**EXERCISE REQUIREMENTS:**
Pull out every line below that contains the word "description".

====== PROVIDED DATA ======

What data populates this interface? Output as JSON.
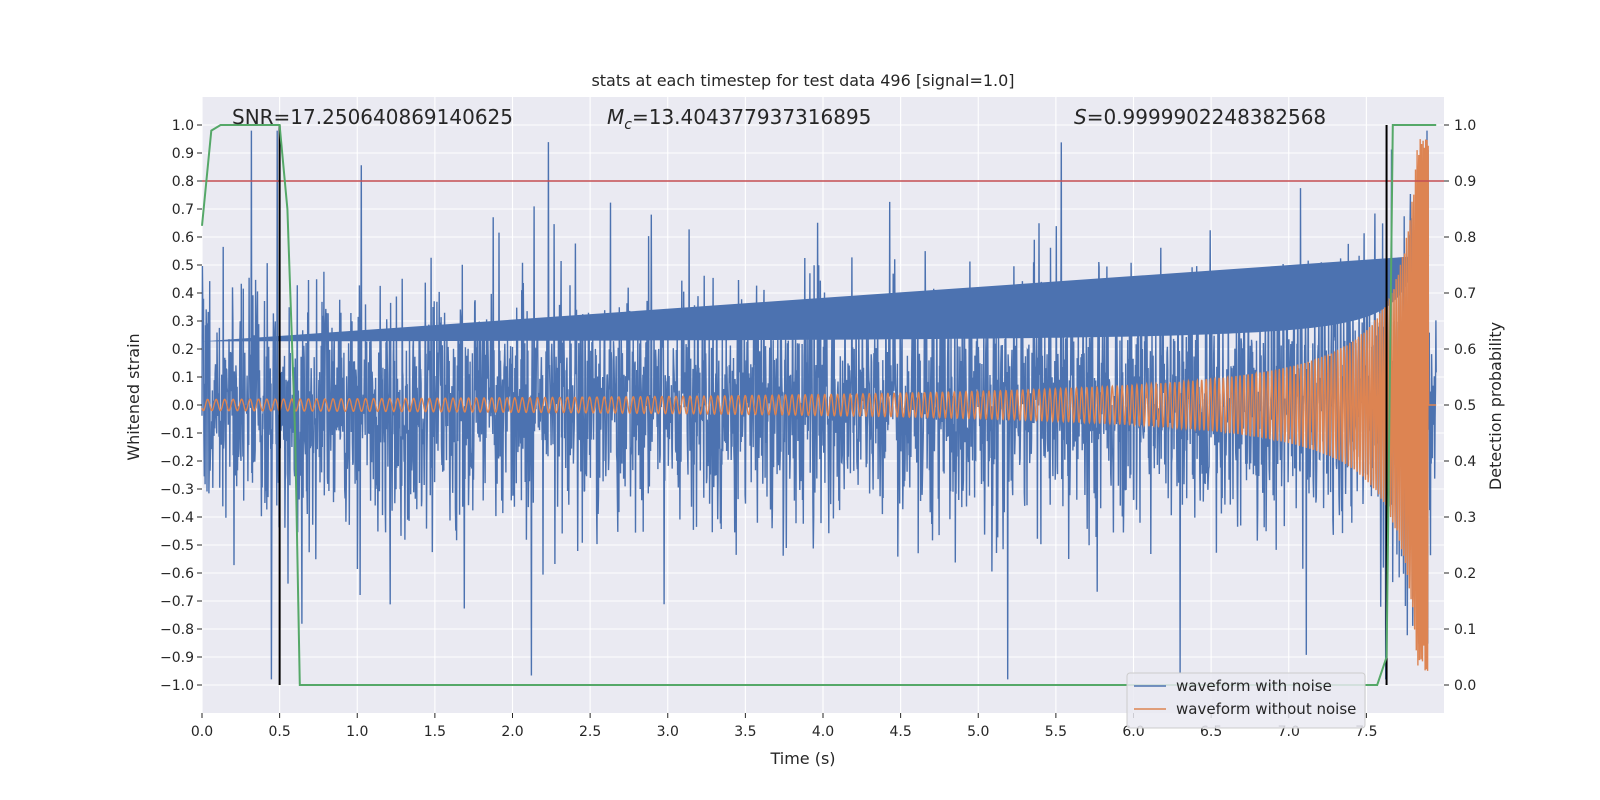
{
  "chart_data": {
    "type": "line",
    "title": "stats at each timestep for test data 496 [signal=1.0]",
    "xlabel": "Time (s)",
    "ylabel": "Whitened strain",
    "y2label": "Detection probability",
    "xlim": [
      0.0,
      8.0
    ],
    "ylim": [
      -1.1,
      1.1
    ],
    "y2lim": [
      -0.05,
      1.05
    ],
    "xticks": [
      0.0,
      0.5,
      1.0,
      1.5,
      2.0,
      2.5,
      3.0,
      3.5,
      4.0,
      4.5,
      5.0,
      5.5,
      6.0,
      6.5,
      7.0,
      7.5
    ],
    "yticks": [
      -1.0,
      -0.9,
      -0.8,
      -0.7,
      -0.6,
      -0.5,
      -0.4,
      -0.3,
      -0.2,
      -0.1,
      0.0,
      0.1,
      0.2,
      0.3,
      0.4,
      0.5,
      0.6,
      0.7,
      0.8,
      0.9,
      1.0
    ],
    "y2ticks": [
      0.0,
      0.1,
      0.2,
      0.3,
      0.4,
      0.5,
      0.6,
      0.7,
      0.8,
      0.9,
      1.0
    ],
    "annotations": {
      "snr": "SNR=17.250640869140625",
      "mc_symbol": "M",
      "mc_sub": "c",
      "mc_value": "=13.404377937316895",
      "s_symbol": "S",
      "s_value": "=0.9999902248382568"
    },
    "threshold_y2": 0.9,
    "vertical_markers": [
      0.5,
      7.63
    ],
    "series": [
      {
        "name": "waveform with noise",
        "color": "#4c72b0",
        "axis": "y",
        "description": "noisy whitened strain, amplitude roughly ±0.6 with spikes to ±0.98, sampled densely from 0.0 to 7.9 s"
      },
      {
        "name": "waveform without noise",
        "color": "#dd8452",
        "axis": "y",
        "description": "chirp: amplitude ~0.02 at 0 s rising to ~0.94 at merger 7.9 s, frequency increasing"
      },
      {
        "name": "detection probability",
        "color": "#55a868",
        "axis": "y2",
        "x": [
          0.0,
          0.06,
          0.12,
          0.5,
          0.55,
          0.6,
          0.63,
          7.57,
          7.63,
          7.67,
          7.72,
          7.95
        ],
        "y": [
          0.82,
          0.99,
          1.0,
          1.0,
          0.85,
          0.45,
          0.0,
          0.0,
          0.05,
          1.0,
          1.0,
          1.0
        ]
      },
      {
        "name": "threshold",
        "color": "#c44e52",
        "axis": "y2",
        "y": 0.9
      }
    ],
    "legend": {
      "placement": "lower-right",
      "entries": [
        "waveform with noise",
        "waveform without noise"
      ]
    }
  }
}
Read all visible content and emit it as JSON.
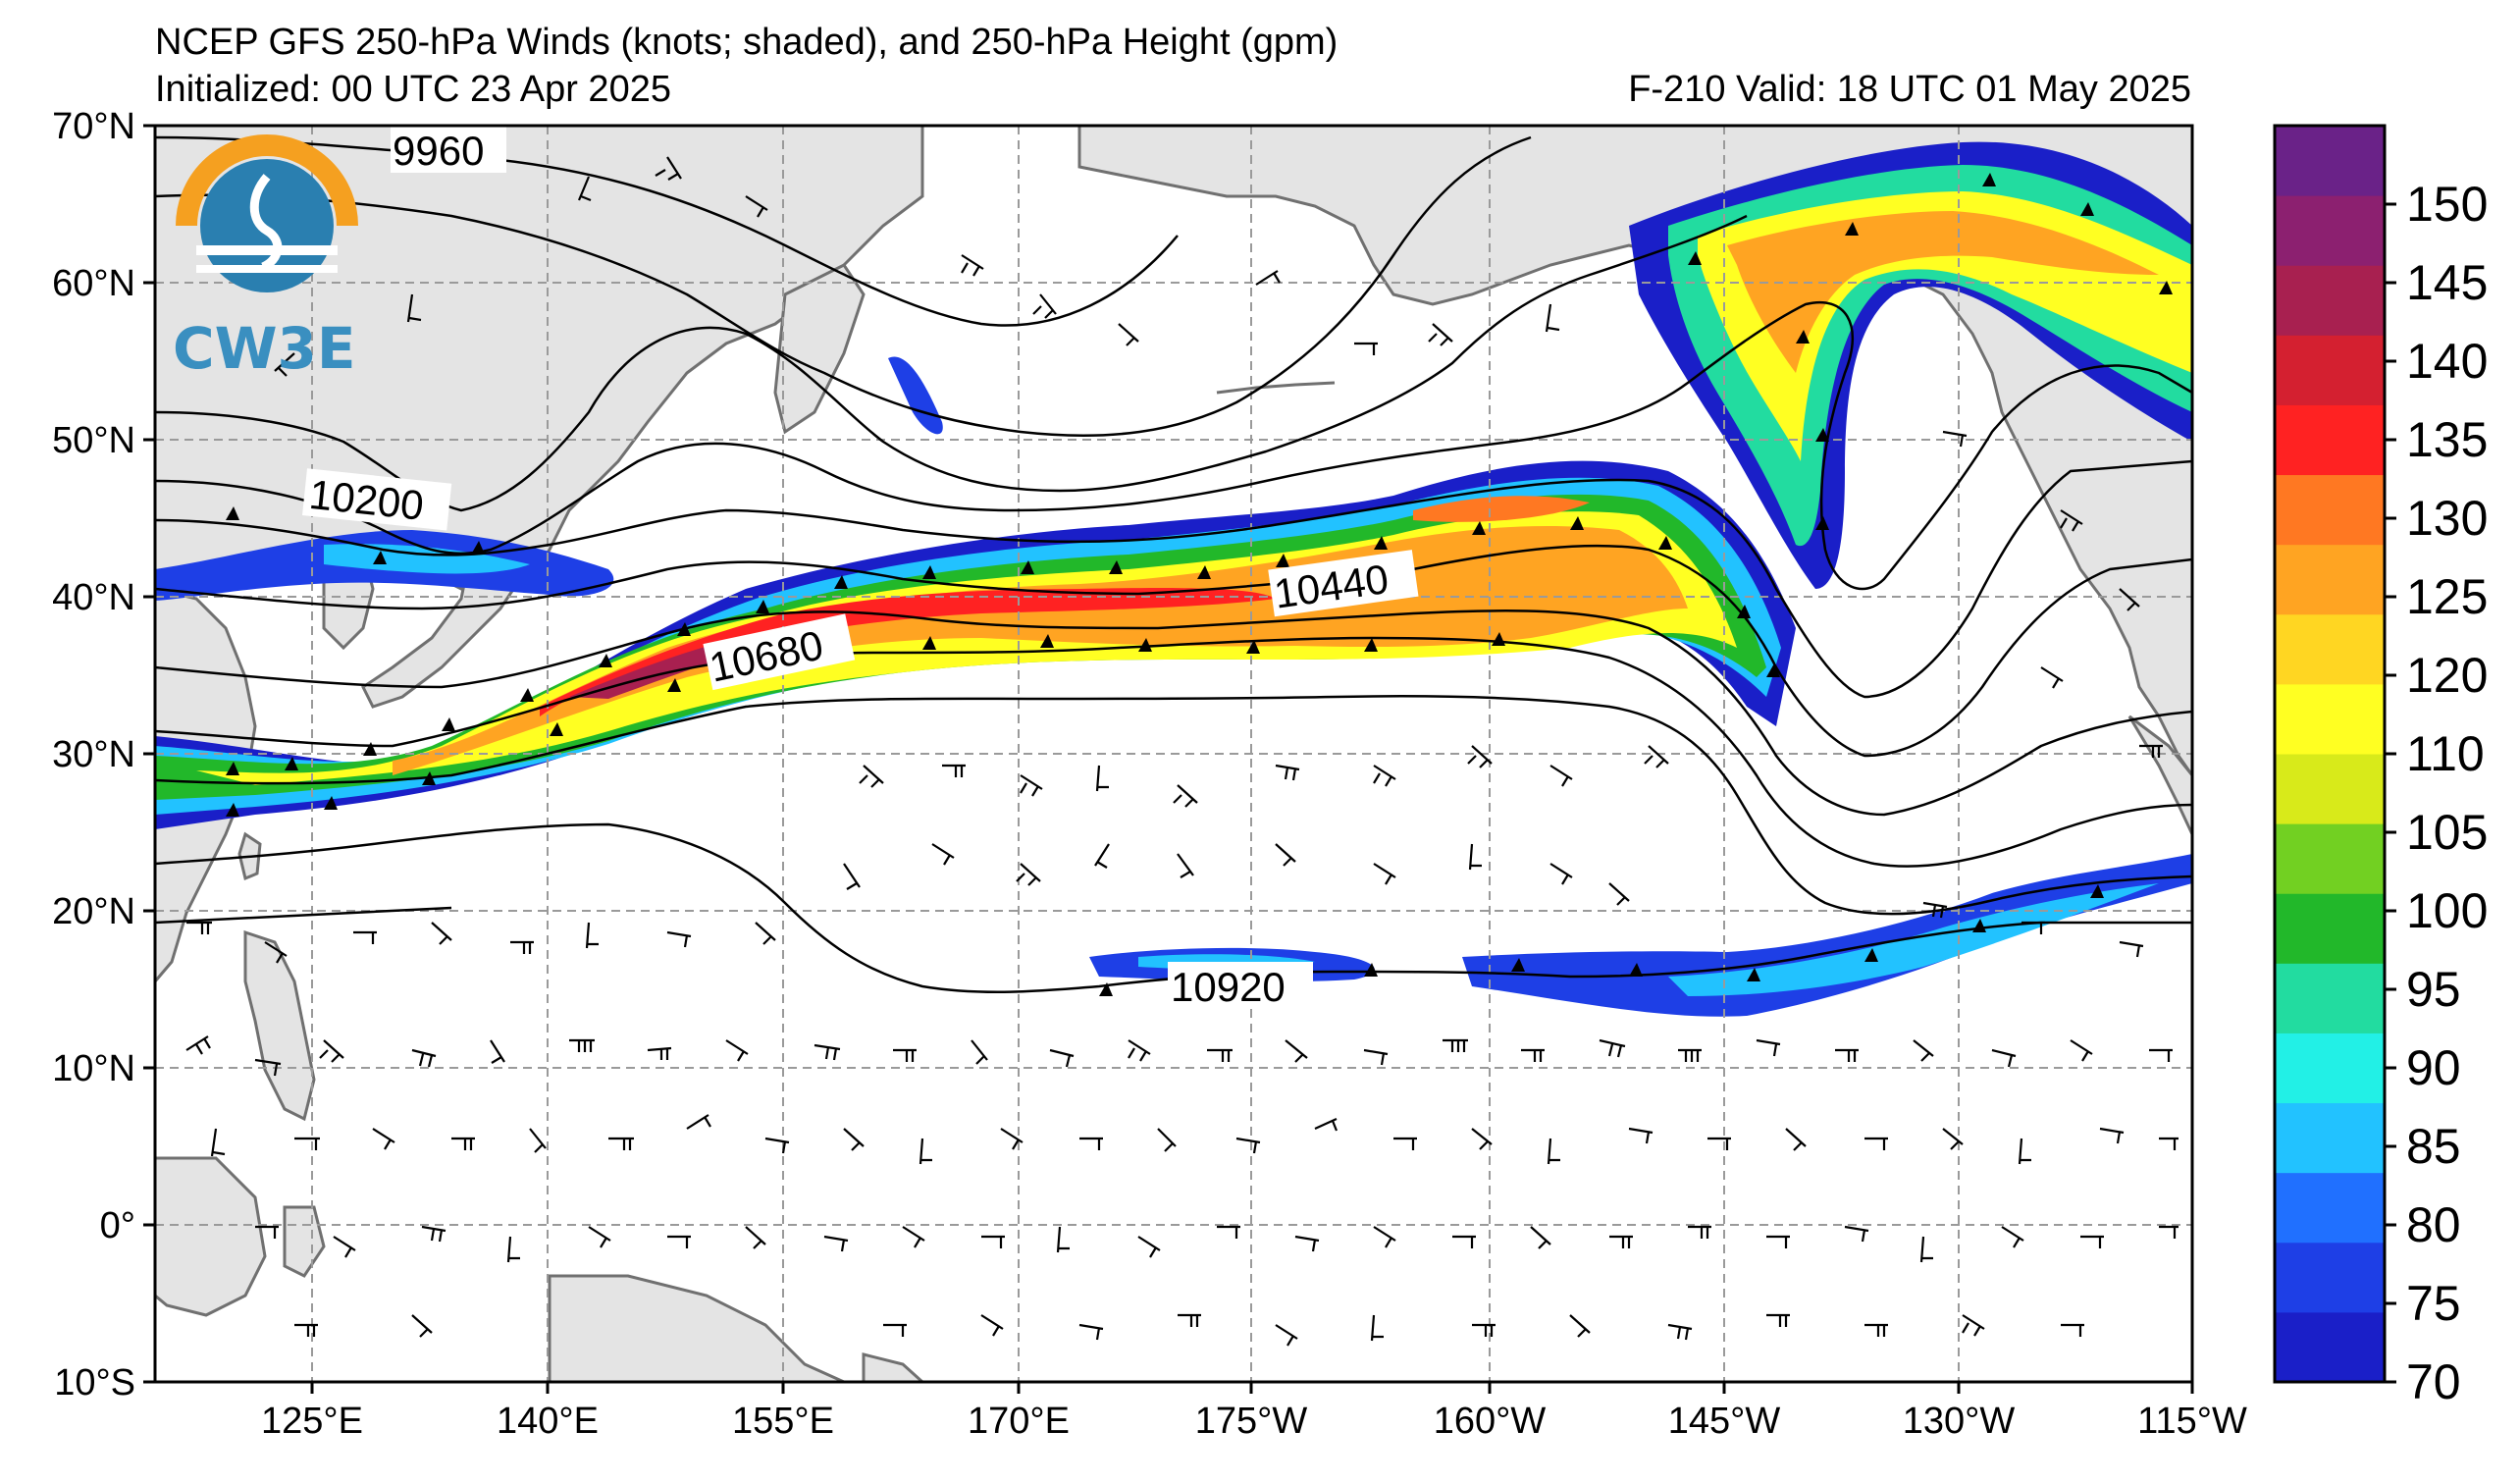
{
  "title": {
    "line1": "NCEP GFS 250-hPa Winds (knots; shaded), and 250-hPa Height (gpm)",
    "initialized": "Initialized: 00 UTC 23 Apr 2025",
    "valid": "F-210  Valid: 18 UTC 01 May 2025"
  },
  "logo": {
    "text": "CW3E"
  },
  "axes": {
    "lat_labels": [
      "70°N",
      "60°N",
      "50°N",
      "40°N",
      "30°N",
      "20°N",
      "10°N",
      "0°",
      "10°S"
    ],
    "lon_labels": [
      "125°E",
      "140°E",
      "155°E",
      "170°E",
      "175°W",
      "160°W",
      "145°W",
      "130°W",
      "115°W"
    ]
  },
  "contour_labels": [
    "9960",
    "10200",
    "10440",
    "10680",
    "10920"
  ],
  "colorbar": {
    "labels": [
      "70",
      "75",
      "80",
      "85",
      "90",
      "95",
      "100",
      "105",
      "110",
      "120",
      "125",
      "130",
      "135",
      "140",
      "145",
      "150"
    ],
    "colors": [
      "#1a1fc8",
      "#1e3fe6",
      "#2070ff",
      "#22c2ff",
      "#22f0e6",
      "#22dca0",
      "#22b82a",
      "#72d022",
      "#d8ea1a",
      "#ffff22",
      "#ffd622",
      "#ffa422",
      "#ff7822",
      "#ff2222",
      "#d42030",
      "#a82050",
      "#8c2070",
      "#6a2288"
    ]
  },
  "colors": {
    "land": "#e4e4e4",
    "coast": "#707070",
    "grid": "#9a9a9a"
  }
}
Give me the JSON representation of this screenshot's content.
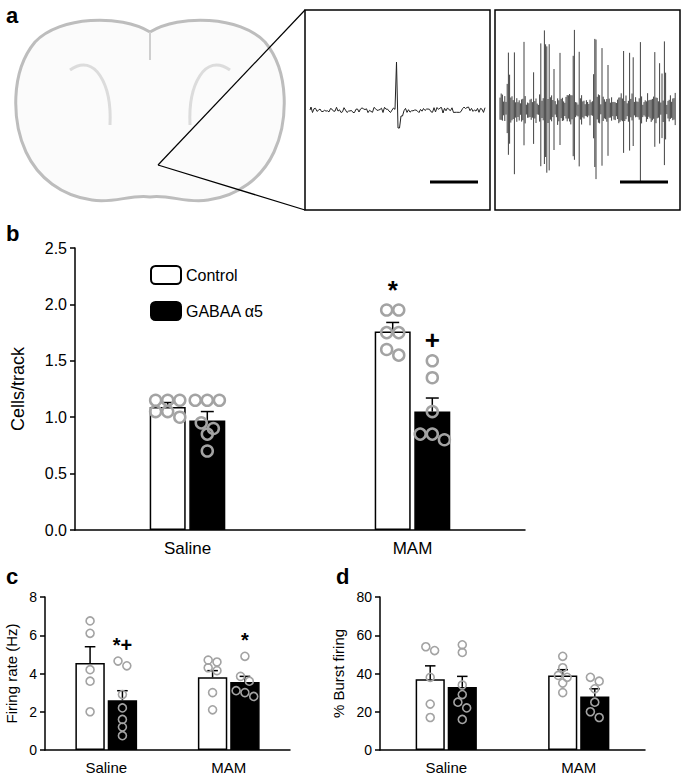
{
  "panel_a": {
    "panel_label": "a"
  },
  "chart_data": [
    {
      "type": "bar",
      "panel_label": "b",
      "ylabel": "Cells/track",
      "categories": [
        "Saline",
        "MAM"
      ],
      "series": [
        {
          "name": "Control",
          "color": "#ffffff",
          "values": [
            1.09,
            1.76
          ],
          "errors": [
            0.04,
            0.08
          ],
          "points": [
            [
              1.15,
              1.15,
              1.15,
              1.05,
              1.05,
              1.0
            ],
            [
              1.95,
              1.95,
              1.75,
              1.75,
              1.6,
              1.55
            ]
          ]
        },
        {
          "name": "GABAA α5",
          "color": "#000000",
          "values": [
            0.97,
            1.05
          ],
          "errors": [
            0.08,
            0.12
          ],
          "points": [
            [
              1.15,
              1.15,
              1.15,
              0.95,
              0.9,
              0.85,
              0.7
            ],
            [
              1.5,
              1.35,
              1.05,
              0.85,
              0.85,
              0.8
            ]
          ]
        }
      ],
      "annotations": [
        {
          "text": "*",
          "category": "MAM",
          "series": "Control"
        },
        {
          "text": "+",
          "category": "MAM",
          "series": "GABAA α5"
        }
      ],
      "ylim": [
        0,
        2.5
      ],
      "yticks": [
        {
          "value": 0,
          "label": "0.0"
        },
        0.5,
        {
          "value": 1,
          "label": "1.0"
        },
        1.5,
        {
          "value": 2,
          "label": "2.0"
        },
        2.5
      ],
      "grid": false,
      "legend": "upper left"
    },
    {
      "type": "bar",
      "panel_label": "c",
      "ylabel": "Firing rate (Hz)",
      "categories": [
        "Saline",
        "MAM"
      ],
      "series": [
        {
          "name": "Control",
          "color": "#ffffff",
          "values": [
            4.55,
            3.8
          ],
          "errors": [
            0.85,
            0.35
          ],
          "points": [
            [
              6.75,
              6.1,
              4.2,
              3.6,
              2.0
            ],
            [
              4.7,
              4.6,
              4.3,
              4.15,
              3.0,
              2.1
            ]
          ]
        },
        {
          "name": "GABAA α5",
          "color": "#000000",
          "values": [
            2.6,
            3.55
          ],
          "errors": [
            0.5,
            0.3
          ],
          "points": [
            [
              4.65,
              4.4,
              2.9,
              2.2,
              1.6,
              1.2,
              0.75
            ],
            [
              4.9,
              3.85,
              3.6,
              3.1,
              3.0,
              2.8
            ]
          ]
        }
      ],
      "annotations": [
        {
          "text": "*+",
          "category": "Saline",
          "series": "GABAA α5"
        },
        {
          "text": "*",
          "category": "MAM",
          "series": "GABAA α5"
        }
      ],
      "ylim": [
        0,
        8
      ],
      "yticks": [
        0,
        2,
        4,
        6,
        8
      ],
      "grid": false
    },
    {
      "type": "bar",
      "panel_label": "d",
      "ylabel": "% Burst firing",
      "categories": [
        "Saline",
        "MAM"
      ],
      "series": [
        {
          "name": "Control",
          "color": "#ffffff",
          "values": [
            37,
            39
          ],
          "errors": [
            7,
            3
          ],
          "points": [
            [
              54,
              52,
              38,
              24,
              17
            ],
            [
              49,
              43,
              39,
              38,
              35,
              30
            ]
          ]
        },
        {
          "name": "GABAA α5",
          "color": "#000000",
          "values": [
            33,
            28
          ],
          "errors": [
            5.5,
            4
          ],
          "points": [
            [
              55,
              51,
              34,
              29,
              25,
              22,
              16
            ],
            [
              38,
              36,
              32,
              25,
              20,
              17
            ]
          ]
        }
      ],
      "annotations": [],
      "ylim": [
        0,
        80
      ],
      "yticks": [
        0,
        20,
        40,
        60,
        80
      ],
      "grid": false
    }
  ]
}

======

**WORKED ANSWER:**
        "description": "noisy whitened strain, amplitude roughly ±0.6 with spikes to ±0.98, sampled densely from 0.0 to 7.9 s"
        "description": "chirp: amplitude ~0.02 at 0 s rising to ~0.94 at merger 7.9 s, frequency increasing"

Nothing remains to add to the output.